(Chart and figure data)
——————
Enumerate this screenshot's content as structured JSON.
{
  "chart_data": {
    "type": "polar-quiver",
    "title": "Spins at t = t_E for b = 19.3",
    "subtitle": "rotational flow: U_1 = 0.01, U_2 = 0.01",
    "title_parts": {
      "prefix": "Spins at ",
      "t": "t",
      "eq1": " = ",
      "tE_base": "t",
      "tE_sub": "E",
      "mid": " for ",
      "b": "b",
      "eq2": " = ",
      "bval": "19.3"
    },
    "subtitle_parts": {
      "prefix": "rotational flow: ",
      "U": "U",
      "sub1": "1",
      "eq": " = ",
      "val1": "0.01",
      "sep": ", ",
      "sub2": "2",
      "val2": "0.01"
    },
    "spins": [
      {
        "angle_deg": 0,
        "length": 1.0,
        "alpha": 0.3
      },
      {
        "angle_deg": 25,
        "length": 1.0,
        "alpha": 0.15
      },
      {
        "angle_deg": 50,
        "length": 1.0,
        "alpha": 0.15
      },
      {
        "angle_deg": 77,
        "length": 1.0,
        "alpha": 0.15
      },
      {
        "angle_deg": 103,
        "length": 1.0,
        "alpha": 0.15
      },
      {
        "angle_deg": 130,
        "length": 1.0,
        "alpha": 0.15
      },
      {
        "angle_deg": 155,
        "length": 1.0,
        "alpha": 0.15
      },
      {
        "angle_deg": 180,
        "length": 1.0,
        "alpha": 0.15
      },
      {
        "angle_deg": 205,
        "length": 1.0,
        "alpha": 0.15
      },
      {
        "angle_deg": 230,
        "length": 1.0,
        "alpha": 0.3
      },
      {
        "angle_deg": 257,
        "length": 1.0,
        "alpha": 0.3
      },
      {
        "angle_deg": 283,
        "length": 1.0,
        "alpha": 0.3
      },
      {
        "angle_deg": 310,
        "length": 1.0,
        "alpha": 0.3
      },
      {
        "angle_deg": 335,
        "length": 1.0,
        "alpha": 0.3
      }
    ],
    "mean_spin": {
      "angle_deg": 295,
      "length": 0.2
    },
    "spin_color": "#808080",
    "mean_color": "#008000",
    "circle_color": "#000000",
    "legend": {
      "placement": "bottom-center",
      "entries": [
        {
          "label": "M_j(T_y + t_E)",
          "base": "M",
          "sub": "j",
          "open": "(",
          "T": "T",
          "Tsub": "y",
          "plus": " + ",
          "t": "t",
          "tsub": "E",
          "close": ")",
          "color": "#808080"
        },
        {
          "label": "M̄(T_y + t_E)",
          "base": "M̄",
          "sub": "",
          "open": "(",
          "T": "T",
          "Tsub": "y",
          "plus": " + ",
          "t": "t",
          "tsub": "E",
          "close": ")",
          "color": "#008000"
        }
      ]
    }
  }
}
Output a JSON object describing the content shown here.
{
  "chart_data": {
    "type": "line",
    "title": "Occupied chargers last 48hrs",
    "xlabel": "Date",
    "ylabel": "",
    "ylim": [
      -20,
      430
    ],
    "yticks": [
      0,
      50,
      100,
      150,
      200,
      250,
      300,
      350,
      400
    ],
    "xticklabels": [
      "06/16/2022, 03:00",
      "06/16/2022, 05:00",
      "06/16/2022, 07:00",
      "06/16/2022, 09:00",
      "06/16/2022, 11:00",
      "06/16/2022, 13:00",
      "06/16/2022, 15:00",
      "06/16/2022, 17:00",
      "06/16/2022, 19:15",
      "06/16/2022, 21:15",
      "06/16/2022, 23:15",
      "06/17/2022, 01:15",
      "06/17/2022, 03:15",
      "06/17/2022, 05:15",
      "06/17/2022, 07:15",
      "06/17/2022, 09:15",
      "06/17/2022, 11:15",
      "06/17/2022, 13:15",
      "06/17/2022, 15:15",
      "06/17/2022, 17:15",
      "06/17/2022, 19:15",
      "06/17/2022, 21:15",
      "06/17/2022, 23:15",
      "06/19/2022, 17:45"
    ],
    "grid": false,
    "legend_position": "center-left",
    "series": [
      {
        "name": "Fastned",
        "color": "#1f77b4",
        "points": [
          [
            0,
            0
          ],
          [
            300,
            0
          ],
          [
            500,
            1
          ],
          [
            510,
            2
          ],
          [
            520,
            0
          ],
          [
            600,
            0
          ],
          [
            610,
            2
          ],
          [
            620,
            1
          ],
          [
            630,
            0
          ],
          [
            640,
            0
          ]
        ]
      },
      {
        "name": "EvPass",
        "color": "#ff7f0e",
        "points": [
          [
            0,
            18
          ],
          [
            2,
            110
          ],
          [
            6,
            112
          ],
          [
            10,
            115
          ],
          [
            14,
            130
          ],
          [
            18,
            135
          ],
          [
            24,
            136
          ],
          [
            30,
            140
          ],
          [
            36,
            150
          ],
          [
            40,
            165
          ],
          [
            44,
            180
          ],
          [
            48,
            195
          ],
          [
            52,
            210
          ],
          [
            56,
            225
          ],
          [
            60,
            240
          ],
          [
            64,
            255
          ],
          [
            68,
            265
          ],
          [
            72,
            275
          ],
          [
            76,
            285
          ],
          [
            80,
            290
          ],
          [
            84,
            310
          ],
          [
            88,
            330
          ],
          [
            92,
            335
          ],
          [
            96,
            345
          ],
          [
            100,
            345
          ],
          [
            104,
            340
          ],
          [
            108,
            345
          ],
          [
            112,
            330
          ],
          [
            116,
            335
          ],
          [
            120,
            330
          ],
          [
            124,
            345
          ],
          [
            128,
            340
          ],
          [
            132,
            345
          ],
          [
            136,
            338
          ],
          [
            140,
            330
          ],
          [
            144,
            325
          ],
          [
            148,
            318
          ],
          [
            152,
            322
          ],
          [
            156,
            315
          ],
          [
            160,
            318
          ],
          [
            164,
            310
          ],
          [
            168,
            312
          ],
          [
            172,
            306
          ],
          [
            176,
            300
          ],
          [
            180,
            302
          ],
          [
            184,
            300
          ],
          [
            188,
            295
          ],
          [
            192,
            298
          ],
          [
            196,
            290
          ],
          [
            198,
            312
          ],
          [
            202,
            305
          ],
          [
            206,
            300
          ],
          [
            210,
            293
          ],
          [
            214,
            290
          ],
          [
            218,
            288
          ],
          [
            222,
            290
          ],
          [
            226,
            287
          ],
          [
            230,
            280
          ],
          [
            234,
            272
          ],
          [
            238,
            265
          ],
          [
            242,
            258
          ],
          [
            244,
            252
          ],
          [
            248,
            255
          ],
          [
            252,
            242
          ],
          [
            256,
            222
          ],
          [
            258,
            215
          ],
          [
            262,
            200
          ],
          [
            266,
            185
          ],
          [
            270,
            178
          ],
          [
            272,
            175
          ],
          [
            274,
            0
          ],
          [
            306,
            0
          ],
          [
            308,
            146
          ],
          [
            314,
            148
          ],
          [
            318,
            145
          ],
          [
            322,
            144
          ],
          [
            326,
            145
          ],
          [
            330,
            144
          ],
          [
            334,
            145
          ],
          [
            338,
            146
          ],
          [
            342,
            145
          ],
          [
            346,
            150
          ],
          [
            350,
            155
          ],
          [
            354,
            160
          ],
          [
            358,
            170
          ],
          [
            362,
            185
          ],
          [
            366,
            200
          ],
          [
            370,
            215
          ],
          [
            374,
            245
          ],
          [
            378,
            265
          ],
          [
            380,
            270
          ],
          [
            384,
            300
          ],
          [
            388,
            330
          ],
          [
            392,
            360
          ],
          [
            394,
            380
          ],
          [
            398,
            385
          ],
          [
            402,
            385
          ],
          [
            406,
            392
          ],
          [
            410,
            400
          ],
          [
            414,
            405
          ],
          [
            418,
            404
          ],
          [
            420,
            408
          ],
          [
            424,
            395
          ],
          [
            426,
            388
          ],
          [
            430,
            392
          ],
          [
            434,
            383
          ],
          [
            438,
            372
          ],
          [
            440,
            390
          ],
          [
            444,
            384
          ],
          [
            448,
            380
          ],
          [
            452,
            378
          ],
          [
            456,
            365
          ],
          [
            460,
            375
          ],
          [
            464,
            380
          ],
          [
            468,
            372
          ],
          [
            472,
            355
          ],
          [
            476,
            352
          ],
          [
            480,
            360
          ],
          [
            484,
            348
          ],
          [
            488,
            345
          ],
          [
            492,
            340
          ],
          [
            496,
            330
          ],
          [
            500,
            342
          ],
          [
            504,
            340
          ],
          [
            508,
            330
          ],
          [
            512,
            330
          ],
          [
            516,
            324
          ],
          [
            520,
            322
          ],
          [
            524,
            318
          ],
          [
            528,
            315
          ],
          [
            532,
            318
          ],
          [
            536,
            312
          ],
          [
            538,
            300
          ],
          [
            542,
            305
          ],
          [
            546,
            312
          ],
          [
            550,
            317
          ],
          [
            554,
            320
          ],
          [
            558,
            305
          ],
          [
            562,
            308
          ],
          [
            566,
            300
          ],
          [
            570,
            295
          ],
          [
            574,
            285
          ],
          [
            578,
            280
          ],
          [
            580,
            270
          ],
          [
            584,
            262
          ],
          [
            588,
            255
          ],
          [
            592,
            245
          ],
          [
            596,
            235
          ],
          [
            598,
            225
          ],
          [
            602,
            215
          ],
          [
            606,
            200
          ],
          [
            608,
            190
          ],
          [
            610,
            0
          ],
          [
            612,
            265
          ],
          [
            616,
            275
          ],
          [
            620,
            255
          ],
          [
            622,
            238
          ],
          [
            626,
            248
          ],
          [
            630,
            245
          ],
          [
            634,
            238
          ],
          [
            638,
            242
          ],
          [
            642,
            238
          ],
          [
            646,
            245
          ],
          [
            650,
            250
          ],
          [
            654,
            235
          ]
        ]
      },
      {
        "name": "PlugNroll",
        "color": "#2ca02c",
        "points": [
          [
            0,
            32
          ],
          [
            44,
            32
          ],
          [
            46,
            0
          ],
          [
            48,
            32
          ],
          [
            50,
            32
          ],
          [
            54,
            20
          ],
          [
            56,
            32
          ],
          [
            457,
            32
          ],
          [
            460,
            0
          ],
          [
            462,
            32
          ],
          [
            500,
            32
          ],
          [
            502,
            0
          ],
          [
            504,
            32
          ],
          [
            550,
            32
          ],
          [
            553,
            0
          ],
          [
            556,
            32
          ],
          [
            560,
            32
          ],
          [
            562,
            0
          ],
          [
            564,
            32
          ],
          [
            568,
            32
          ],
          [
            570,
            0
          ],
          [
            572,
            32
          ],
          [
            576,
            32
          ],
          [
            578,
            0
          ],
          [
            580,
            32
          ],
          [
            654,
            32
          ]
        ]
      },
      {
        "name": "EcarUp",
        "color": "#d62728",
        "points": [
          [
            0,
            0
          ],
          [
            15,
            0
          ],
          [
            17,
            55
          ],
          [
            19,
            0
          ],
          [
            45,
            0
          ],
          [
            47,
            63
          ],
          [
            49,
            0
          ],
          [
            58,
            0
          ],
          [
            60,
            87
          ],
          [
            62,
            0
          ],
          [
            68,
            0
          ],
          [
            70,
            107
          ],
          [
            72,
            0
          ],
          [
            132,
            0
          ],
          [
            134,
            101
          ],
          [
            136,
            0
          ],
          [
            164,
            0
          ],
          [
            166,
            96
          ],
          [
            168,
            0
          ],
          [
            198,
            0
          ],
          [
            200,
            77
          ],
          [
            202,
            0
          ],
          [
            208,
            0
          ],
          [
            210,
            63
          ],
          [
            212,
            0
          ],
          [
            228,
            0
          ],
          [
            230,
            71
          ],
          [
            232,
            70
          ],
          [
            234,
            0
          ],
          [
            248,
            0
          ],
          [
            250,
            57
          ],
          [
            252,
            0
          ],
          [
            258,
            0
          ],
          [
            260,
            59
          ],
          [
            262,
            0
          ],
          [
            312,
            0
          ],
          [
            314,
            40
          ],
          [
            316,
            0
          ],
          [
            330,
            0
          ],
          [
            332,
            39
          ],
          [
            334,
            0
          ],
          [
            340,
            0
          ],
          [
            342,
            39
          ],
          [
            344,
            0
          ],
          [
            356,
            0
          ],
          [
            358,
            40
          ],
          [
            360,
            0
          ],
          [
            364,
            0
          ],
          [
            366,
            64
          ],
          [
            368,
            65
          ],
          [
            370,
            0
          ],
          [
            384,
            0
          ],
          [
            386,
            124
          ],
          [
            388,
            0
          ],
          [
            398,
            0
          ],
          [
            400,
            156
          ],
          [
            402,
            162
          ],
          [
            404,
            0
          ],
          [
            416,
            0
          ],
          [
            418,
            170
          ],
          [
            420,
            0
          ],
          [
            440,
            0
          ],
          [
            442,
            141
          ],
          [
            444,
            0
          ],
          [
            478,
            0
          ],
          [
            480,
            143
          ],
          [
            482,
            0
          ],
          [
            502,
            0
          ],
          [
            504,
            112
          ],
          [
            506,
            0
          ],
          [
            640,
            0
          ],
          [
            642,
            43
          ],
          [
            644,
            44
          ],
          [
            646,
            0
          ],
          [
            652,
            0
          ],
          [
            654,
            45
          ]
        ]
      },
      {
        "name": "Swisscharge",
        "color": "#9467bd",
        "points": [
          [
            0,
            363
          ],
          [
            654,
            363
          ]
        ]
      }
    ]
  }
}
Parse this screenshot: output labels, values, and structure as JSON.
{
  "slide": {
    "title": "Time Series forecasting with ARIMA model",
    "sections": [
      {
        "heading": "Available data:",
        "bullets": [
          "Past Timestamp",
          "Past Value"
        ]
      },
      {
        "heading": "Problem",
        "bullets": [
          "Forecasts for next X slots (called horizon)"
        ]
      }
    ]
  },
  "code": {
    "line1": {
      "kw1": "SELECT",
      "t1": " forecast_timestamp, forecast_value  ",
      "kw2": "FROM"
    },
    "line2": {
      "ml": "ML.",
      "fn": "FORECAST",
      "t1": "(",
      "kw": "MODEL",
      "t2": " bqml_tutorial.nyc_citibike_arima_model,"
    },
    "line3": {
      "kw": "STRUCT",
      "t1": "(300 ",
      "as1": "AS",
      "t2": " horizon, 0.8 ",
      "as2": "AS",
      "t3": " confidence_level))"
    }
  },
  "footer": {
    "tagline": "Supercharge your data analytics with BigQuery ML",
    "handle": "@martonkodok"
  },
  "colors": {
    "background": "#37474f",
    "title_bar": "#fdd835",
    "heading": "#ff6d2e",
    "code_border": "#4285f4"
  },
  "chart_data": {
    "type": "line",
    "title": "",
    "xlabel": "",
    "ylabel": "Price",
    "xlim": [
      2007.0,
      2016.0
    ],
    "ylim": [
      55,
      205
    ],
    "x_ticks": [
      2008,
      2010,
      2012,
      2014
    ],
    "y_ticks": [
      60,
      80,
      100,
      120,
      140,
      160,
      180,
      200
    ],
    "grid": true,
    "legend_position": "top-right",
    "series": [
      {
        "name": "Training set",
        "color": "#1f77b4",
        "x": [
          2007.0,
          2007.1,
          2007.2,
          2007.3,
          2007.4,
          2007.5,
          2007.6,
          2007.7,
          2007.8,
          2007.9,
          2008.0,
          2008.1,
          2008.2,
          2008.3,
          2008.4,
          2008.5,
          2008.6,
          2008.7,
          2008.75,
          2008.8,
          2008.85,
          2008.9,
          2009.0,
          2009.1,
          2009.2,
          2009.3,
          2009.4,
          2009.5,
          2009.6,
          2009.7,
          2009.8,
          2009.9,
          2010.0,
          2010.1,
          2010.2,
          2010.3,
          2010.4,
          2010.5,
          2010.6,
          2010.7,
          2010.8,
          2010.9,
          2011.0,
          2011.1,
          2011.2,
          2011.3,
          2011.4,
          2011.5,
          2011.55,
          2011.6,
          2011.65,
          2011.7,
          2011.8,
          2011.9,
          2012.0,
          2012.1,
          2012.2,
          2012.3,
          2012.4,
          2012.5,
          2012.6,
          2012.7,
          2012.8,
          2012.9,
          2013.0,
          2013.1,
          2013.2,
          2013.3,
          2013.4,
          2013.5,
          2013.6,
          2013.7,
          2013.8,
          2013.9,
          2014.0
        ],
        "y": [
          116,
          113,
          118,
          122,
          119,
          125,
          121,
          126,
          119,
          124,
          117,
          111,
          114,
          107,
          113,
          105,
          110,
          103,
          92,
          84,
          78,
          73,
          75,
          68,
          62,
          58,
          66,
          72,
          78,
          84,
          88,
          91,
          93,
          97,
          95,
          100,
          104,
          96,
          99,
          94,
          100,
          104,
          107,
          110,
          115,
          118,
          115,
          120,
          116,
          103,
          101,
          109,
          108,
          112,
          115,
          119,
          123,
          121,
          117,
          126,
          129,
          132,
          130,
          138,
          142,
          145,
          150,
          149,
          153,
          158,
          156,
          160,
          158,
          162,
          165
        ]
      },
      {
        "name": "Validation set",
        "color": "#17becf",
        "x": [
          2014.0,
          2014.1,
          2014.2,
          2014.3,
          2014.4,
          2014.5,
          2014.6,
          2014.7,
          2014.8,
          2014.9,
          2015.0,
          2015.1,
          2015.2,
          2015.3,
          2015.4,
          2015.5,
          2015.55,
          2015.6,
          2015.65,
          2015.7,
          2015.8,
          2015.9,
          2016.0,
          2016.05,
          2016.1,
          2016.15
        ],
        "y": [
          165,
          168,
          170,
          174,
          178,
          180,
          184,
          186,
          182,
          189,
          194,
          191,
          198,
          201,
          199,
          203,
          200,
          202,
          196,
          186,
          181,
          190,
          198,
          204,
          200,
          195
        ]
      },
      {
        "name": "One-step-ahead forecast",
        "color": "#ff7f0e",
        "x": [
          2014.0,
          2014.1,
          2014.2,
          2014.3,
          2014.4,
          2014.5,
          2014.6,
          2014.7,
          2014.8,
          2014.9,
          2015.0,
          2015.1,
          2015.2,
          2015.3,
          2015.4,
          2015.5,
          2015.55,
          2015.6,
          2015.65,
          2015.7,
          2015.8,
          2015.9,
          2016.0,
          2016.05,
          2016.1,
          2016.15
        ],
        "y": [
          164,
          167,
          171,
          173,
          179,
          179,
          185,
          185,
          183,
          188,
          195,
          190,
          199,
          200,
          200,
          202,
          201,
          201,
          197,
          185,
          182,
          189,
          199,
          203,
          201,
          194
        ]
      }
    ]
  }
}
——————
EXERCISE DETAILS.
Pull every line containing "JSON" out of the data above.

FINAL ANSWER.
Enumerate this screenshot's content as structured JSON.
Output a JSON object describing the content shown here.
Parse this screenshot: output labels, values, and structure as JSON.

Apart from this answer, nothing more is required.